→ **EXERCISE INPUTS**:
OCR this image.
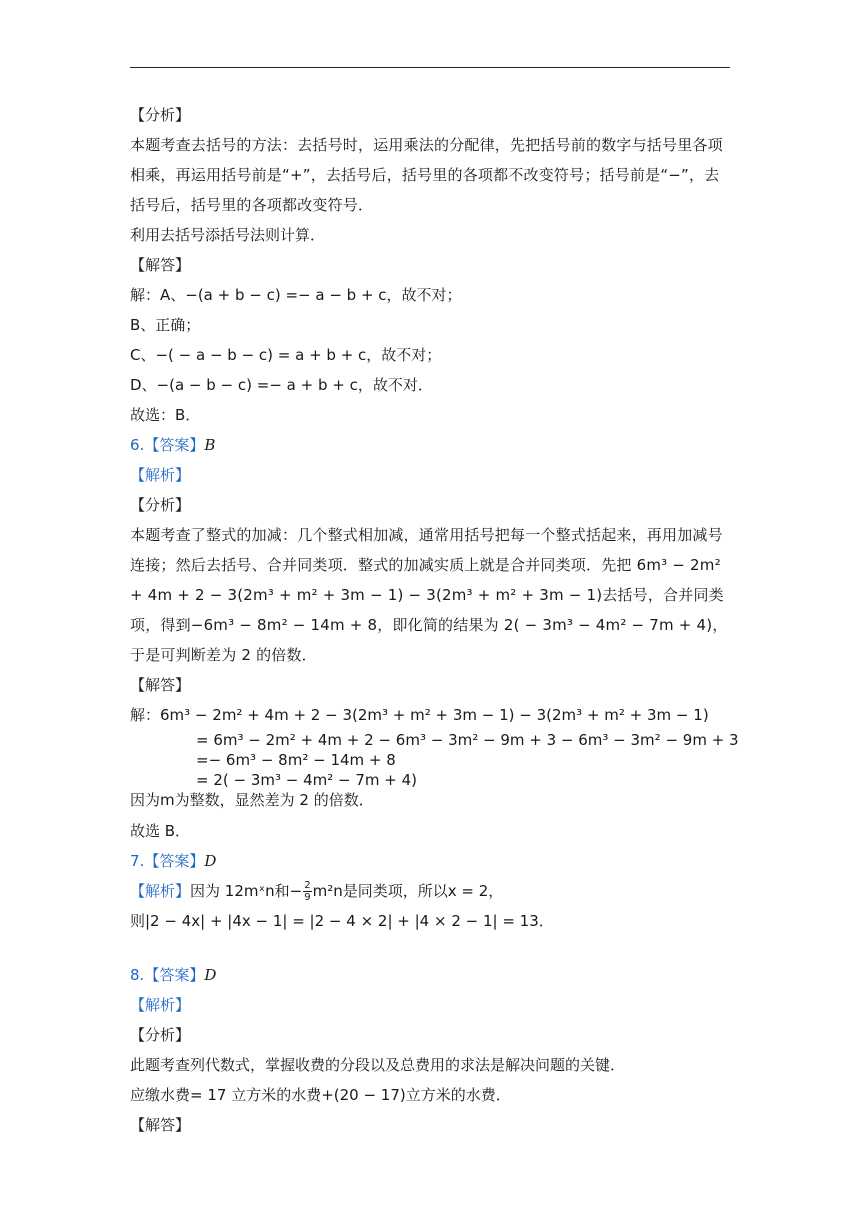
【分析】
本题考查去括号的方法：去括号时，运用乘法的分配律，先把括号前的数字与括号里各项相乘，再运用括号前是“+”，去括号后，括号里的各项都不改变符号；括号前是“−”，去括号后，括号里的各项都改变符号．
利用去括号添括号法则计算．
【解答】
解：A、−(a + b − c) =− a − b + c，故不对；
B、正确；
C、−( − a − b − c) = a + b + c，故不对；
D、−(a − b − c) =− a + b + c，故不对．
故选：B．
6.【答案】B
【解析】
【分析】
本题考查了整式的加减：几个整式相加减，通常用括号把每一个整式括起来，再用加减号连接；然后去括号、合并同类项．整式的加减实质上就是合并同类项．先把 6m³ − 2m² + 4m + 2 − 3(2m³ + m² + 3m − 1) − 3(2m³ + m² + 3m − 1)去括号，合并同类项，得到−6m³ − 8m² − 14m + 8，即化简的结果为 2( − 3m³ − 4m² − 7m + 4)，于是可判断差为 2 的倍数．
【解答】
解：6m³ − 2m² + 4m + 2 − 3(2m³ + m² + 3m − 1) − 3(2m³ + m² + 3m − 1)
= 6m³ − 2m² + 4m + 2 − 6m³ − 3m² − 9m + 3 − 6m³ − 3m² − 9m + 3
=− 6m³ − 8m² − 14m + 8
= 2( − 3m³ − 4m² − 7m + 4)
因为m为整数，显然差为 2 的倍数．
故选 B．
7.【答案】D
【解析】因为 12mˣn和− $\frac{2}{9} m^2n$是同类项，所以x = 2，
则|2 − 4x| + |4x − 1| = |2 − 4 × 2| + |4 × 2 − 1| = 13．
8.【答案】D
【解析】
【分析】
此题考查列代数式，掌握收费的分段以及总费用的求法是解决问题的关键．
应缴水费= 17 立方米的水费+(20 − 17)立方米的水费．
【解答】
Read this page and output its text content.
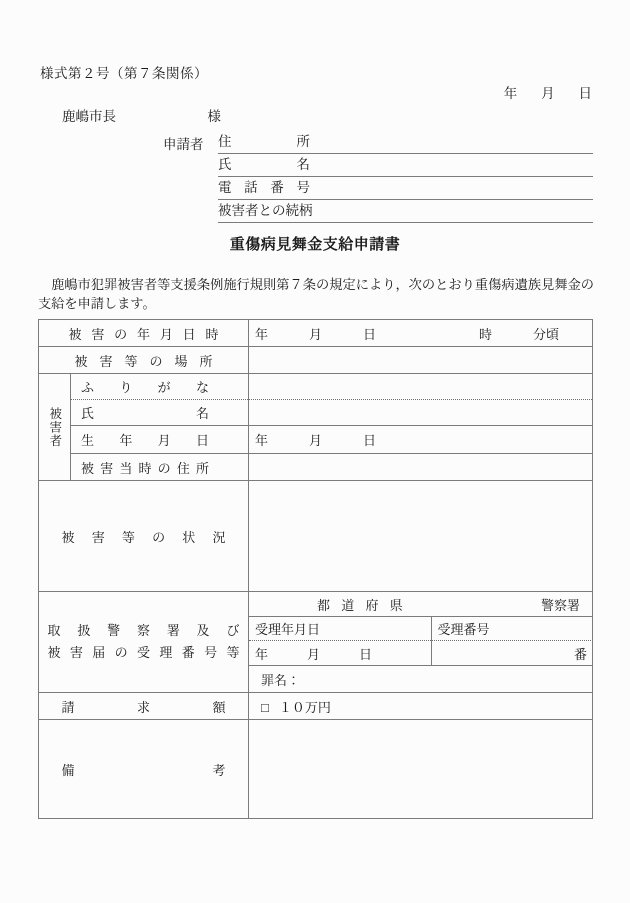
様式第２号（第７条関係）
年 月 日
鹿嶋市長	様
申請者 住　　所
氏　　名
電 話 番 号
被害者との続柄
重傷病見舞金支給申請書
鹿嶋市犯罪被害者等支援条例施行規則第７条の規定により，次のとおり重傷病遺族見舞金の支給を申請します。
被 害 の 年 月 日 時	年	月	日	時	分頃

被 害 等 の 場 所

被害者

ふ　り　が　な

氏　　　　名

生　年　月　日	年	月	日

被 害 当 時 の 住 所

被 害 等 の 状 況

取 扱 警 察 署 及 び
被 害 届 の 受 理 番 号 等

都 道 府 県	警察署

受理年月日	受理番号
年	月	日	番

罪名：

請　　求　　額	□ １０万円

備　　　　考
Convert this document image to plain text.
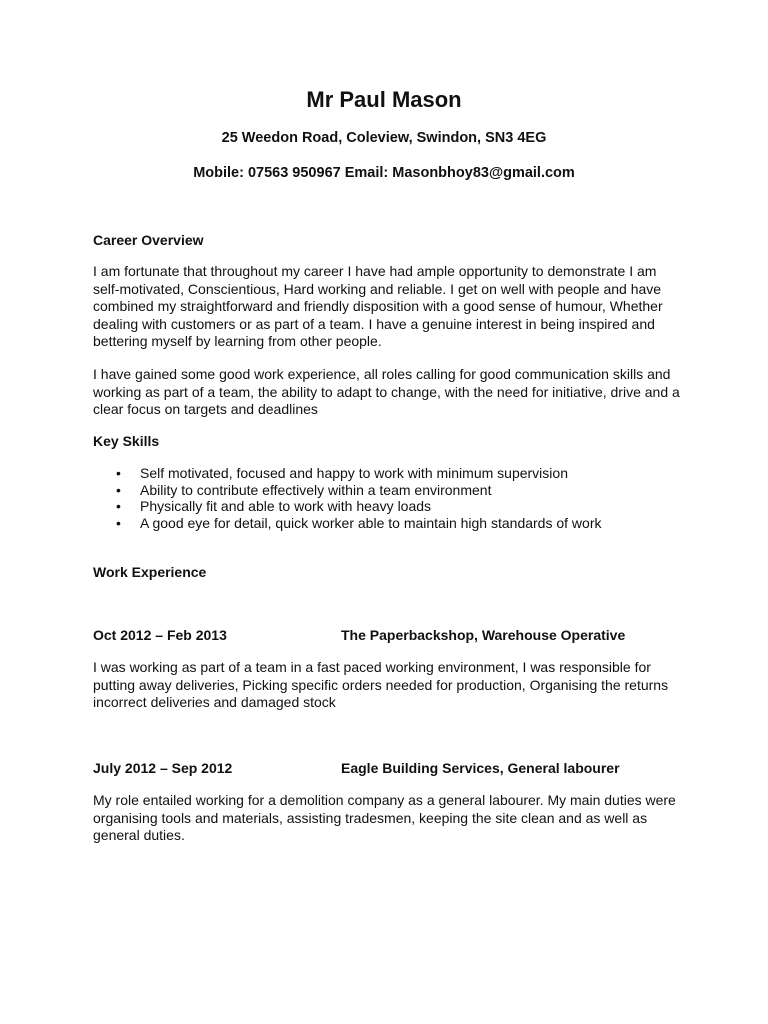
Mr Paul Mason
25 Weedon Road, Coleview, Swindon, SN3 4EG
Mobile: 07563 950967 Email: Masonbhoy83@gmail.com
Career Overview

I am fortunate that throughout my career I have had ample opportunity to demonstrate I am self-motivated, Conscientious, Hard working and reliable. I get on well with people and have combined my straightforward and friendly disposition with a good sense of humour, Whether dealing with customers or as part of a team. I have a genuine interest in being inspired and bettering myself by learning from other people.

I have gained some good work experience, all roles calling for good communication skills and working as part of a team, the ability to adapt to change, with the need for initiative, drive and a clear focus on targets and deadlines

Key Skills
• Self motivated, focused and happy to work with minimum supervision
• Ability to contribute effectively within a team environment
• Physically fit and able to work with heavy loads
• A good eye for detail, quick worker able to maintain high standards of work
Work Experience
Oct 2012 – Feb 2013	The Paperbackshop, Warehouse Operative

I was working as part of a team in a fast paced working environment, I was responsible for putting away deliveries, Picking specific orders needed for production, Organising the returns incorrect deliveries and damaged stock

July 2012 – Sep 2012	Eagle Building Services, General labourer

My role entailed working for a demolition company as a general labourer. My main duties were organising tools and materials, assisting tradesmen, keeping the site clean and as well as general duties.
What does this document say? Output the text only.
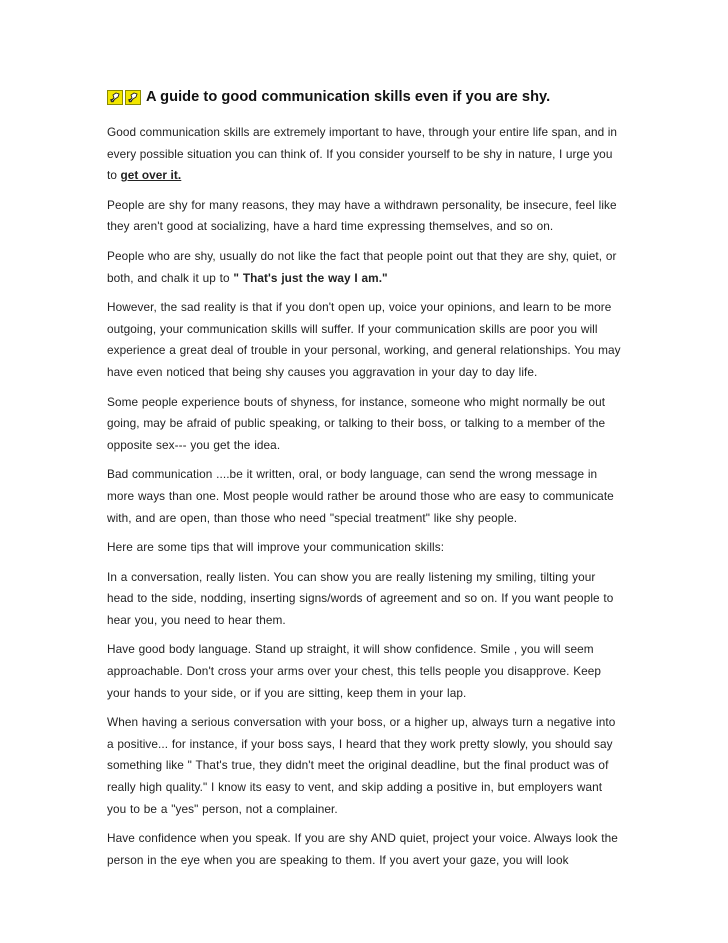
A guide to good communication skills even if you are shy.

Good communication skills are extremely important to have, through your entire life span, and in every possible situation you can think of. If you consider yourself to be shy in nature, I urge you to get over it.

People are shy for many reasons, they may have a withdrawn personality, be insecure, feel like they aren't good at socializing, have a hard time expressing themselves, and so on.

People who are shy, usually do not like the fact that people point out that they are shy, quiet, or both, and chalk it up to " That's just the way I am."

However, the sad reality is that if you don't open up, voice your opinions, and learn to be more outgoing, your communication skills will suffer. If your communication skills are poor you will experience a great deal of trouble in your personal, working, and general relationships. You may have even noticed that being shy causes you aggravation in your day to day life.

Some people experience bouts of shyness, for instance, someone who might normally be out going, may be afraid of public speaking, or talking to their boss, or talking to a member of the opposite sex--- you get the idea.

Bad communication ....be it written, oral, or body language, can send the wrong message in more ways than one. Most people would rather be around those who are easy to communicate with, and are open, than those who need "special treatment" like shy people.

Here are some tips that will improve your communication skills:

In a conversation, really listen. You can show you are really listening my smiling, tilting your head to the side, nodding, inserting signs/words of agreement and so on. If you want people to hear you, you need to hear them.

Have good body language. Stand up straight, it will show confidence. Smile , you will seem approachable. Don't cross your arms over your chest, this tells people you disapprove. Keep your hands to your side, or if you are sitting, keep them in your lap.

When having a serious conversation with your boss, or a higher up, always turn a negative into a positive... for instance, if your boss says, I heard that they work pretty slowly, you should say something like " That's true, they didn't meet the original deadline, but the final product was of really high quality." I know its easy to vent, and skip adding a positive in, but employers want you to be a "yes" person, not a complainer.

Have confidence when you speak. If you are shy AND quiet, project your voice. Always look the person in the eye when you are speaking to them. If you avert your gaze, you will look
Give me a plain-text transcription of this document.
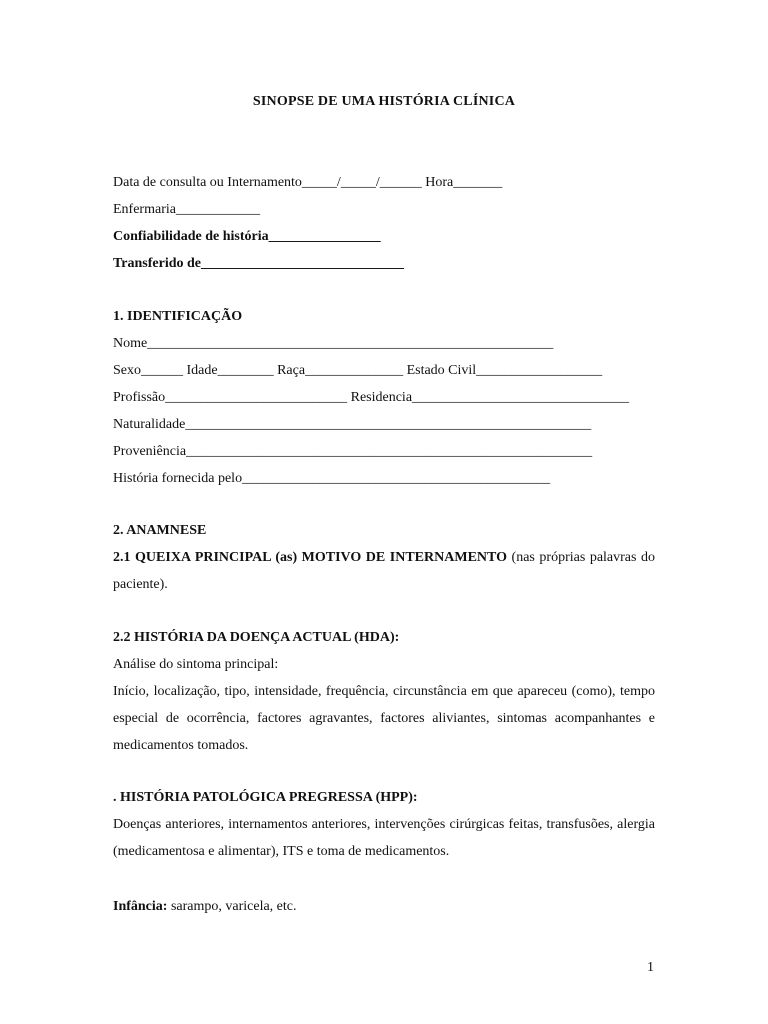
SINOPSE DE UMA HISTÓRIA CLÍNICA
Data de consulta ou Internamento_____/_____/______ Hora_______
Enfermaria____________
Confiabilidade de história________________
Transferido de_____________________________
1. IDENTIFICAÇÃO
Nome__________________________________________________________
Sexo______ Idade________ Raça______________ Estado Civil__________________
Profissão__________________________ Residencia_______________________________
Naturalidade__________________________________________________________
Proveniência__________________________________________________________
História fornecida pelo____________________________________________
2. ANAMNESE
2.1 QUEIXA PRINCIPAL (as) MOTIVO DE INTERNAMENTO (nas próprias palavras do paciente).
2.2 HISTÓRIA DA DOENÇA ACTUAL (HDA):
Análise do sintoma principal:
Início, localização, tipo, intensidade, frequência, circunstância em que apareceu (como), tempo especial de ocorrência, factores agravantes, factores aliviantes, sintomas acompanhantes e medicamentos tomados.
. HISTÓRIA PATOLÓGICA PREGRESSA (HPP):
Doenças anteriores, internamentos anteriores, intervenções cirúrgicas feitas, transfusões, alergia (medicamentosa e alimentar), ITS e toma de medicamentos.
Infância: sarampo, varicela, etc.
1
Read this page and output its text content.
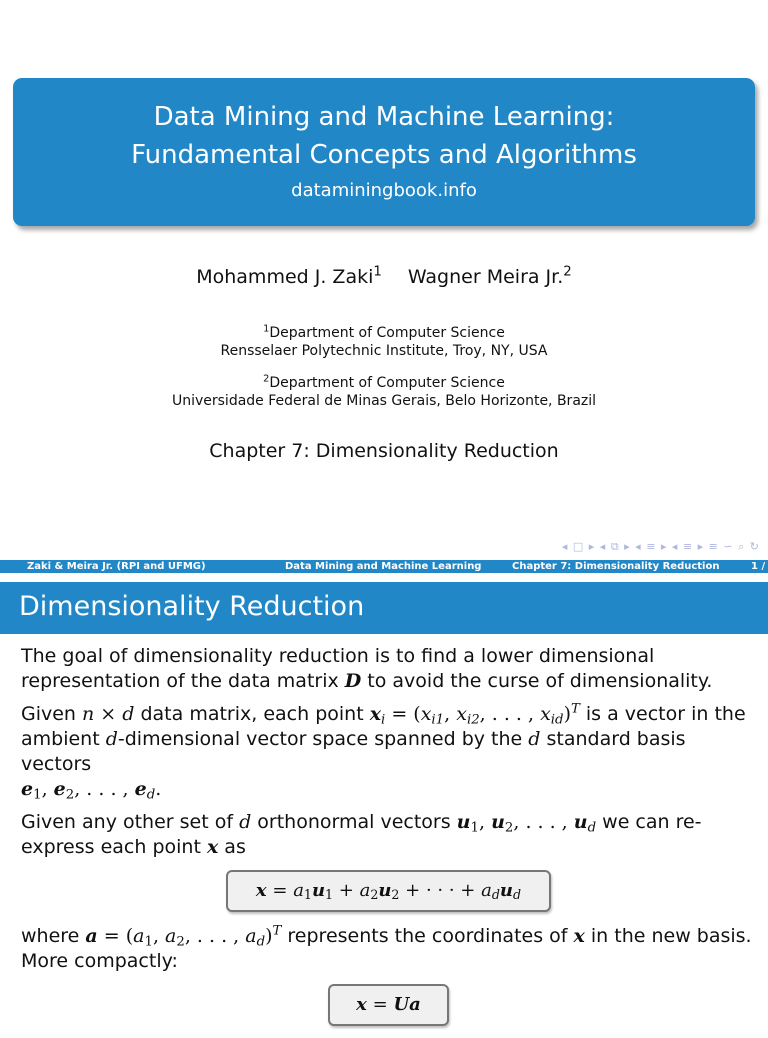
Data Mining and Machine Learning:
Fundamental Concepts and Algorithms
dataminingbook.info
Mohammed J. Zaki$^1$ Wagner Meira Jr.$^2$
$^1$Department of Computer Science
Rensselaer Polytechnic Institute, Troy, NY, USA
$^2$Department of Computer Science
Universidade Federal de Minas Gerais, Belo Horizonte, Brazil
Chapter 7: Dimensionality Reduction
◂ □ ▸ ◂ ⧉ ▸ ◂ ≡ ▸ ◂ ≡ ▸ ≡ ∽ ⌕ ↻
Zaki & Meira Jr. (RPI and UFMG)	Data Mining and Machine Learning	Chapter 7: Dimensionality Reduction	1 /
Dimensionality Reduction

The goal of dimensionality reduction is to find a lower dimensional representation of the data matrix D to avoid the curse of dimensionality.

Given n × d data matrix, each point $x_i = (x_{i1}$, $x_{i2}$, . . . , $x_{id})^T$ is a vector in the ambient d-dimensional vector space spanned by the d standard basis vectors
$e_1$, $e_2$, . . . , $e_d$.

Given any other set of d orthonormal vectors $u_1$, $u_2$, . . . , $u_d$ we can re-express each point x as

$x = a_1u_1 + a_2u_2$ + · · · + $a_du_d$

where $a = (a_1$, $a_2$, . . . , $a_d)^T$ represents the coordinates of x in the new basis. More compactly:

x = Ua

→ **WORK TO DO**: Identify every line where the string "Department" appears.

→ **CORRECT ANSWER**:
$^1$Department of Computer Science
$^2$Department of Computer Science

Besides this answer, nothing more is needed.